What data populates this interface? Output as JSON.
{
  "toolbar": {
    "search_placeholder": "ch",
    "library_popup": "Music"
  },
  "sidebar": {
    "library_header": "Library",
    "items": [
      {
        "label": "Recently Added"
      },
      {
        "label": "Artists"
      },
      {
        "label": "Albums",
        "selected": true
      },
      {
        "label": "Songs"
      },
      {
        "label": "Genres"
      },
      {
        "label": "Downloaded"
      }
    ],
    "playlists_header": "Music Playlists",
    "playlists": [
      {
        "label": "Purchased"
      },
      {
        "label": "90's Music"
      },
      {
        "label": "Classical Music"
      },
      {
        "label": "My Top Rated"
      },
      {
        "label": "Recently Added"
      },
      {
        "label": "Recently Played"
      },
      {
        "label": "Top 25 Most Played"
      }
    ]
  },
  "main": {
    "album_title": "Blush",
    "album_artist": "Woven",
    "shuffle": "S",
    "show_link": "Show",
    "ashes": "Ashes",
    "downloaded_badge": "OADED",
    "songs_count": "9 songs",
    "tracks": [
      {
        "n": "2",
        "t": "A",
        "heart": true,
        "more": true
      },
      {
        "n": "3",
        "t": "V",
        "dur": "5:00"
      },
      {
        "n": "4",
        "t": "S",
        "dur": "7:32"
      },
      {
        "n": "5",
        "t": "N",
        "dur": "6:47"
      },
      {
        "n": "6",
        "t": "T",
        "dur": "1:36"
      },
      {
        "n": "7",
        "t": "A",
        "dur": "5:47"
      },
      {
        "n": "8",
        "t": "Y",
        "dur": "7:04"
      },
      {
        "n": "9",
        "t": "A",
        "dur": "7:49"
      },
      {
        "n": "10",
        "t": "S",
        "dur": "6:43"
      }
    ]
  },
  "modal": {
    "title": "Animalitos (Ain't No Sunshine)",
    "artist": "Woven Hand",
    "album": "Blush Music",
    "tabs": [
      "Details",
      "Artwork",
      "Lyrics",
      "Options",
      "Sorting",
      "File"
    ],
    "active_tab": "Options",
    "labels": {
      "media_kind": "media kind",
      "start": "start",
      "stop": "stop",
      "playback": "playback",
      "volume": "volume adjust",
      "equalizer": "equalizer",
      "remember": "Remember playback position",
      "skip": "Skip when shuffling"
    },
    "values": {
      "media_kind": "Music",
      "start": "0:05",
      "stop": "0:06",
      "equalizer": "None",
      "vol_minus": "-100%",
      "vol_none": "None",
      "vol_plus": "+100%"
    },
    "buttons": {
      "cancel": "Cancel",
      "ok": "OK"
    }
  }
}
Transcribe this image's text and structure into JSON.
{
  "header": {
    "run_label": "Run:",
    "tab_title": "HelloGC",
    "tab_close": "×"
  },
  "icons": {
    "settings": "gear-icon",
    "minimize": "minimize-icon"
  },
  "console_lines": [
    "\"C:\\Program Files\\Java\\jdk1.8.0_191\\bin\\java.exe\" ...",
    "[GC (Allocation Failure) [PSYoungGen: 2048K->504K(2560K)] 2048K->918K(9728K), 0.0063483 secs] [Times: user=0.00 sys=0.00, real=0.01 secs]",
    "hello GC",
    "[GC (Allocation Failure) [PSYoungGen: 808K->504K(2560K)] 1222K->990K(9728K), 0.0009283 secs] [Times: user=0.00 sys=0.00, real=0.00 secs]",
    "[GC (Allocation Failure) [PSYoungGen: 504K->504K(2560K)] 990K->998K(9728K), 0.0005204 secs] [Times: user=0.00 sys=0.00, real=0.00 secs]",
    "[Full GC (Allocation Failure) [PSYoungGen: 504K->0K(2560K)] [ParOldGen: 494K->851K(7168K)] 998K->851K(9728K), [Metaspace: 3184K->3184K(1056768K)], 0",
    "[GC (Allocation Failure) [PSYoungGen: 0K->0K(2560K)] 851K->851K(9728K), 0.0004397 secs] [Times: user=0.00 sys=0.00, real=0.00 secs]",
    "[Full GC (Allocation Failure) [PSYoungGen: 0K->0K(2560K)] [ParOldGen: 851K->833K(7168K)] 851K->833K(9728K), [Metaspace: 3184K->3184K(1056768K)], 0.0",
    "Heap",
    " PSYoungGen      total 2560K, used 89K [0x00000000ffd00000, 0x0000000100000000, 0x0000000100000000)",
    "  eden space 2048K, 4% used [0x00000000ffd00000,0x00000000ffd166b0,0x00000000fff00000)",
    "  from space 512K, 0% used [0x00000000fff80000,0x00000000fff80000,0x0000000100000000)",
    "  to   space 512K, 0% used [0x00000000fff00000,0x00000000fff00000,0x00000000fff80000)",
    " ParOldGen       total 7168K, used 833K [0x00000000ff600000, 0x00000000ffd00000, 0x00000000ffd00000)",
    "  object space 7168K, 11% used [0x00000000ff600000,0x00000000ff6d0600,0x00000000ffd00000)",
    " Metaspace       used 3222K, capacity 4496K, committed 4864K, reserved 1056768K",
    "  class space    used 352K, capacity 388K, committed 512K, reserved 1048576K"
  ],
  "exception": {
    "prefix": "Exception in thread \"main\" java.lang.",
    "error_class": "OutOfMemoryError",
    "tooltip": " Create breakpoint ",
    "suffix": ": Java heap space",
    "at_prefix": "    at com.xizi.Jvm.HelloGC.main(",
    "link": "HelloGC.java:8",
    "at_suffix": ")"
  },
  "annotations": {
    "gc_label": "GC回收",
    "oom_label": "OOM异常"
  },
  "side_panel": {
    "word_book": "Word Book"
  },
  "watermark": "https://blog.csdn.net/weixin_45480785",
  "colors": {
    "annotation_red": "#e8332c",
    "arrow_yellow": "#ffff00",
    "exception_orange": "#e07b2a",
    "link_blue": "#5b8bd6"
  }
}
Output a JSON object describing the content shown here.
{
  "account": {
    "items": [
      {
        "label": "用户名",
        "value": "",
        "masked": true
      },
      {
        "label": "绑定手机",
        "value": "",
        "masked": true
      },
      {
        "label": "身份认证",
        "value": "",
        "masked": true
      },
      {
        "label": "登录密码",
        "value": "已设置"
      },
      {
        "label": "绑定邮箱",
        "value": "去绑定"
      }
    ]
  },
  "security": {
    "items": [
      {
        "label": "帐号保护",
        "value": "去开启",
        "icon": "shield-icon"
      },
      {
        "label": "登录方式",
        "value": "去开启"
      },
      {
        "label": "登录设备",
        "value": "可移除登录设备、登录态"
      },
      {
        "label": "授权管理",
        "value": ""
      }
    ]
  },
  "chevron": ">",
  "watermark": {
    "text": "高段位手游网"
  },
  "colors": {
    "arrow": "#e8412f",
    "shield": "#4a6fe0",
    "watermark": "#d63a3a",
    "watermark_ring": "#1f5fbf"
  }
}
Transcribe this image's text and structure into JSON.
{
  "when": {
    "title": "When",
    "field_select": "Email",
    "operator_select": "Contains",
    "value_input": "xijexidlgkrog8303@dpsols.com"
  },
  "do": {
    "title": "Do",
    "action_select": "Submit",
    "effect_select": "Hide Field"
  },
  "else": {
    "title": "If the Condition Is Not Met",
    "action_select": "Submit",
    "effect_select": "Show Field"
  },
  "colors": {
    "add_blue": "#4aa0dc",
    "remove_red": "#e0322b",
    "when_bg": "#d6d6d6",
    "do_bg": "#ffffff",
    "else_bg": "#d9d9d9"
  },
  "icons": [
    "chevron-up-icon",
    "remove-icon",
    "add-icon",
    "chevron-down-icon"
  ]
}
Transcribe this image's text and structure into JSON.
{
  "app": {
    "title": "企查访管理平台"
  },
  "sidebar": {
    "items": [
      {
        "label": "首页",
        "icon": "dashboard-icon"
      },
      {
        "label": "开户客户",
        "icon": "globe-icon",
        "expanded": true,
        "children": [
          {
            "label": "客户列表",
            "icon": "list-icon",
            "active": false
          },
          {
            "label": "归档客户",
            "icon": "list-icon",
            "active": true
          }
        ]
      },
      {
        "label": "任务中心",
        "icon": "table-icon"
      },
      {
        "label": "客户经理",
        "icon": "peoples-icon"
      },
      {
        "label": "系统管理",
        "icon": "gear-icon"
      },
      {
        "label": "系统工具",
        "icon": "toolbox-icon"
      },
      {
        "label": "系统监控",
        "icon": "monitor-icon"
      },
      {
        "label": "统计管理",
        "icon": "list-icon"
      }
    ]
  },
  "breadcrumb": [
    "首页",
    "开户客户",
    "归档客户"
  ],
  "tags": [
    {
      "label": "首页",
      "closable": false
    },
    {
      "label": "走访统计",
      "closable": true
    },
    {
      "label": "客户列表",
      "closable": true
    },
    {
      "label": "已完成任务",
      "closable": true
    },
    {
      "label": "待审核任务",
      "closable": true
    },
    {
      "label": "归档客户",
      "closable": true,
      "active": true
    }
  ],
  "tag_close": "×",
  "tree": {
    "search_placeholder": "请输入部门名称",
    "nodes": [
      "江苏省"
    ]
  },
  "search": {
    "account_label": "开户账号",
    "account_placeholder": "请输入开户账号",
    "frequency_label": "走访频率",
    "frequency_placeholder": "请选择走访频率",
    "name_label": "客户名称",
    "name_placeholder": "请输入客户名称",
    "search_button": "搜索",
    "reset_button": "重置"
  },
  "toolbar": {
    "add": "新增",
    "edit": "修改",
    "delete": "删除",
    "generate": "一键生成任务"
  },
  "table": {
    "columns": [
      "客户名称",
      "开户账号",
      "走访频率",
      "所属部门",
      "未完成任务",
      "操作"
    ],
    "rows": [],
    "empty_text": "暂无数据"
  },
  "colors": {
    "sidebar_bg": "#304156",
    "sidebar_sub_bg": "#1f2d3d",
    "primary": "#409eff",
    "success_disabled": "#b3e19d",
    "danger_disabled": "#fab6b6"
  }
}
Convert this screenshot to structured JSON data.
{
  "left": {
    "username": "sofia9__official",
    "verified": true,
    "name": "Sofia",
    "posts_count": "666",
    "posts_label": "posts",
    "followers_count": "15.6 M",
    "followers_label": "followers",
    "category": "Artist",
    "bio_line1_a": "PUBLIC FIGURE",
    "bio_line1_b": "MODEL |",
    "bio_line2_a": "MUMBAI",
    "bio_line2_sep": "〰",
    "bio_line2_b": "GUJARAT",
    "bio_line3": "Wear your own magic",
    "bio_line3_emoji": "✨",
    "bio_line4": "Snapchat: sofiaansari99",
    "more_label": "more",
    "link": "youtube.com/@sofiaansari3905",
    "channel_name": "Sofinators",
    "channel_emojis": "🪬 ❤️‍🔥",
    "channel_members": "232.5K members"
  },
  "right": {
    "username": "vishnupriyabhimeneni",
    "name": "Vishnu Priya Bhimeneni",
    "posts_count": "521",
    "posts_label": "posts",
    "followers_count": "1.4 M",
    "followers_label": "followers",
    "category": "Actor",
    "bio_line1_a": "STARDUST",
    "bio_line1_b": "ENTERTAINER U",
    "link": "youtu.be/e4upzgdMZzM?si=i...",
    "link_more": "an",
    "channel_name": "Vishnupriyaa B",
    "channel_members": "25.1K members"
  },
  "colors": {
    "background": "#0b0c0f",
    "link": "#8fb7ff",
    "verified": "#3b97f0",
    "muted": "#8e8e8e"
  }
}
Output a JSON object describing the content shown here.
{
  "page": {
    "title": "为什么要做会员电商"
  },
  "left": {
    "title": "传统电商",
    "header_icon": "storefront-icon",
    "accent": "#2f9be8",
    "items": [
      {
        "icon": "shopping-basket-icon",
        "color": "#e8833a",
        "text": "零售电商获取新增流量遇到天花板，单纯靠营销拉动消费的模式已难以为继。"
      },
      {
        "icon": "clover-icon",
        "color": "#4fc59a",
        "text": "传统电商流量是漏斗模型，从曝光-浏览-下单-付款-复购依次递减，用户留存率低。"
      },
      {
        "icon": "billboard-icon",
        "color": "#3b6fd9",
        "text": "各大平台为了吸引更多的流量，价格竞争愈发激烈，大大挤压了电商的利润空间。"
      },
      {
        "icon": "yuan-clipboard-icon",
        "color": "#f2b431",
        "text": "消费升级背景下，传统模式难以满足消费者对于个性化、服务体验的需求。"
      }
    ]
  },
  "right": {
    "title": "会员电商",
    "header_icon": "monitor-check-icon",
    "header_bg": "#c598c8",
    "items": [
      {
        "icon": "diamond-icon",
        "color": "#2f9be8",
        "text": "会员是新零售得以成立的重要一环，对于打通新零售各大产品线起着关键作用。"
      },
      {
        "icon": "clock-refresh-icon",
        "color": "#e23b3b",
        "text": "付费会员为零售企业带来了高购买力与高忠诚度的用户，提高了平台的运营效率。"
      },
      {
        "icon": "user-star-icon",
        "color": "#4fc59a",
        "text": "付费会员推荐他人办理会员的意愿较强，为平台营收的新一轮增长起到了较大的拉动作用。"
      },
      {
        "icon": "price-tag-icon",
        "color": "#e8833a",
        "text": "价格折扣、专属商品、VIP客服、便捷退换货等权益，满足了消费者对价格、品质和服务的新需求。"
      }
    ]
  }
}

### [GOAL]
Working from the material above, state how many lines contain "Full"; give only the number.

### [TASK OUTPUT]
2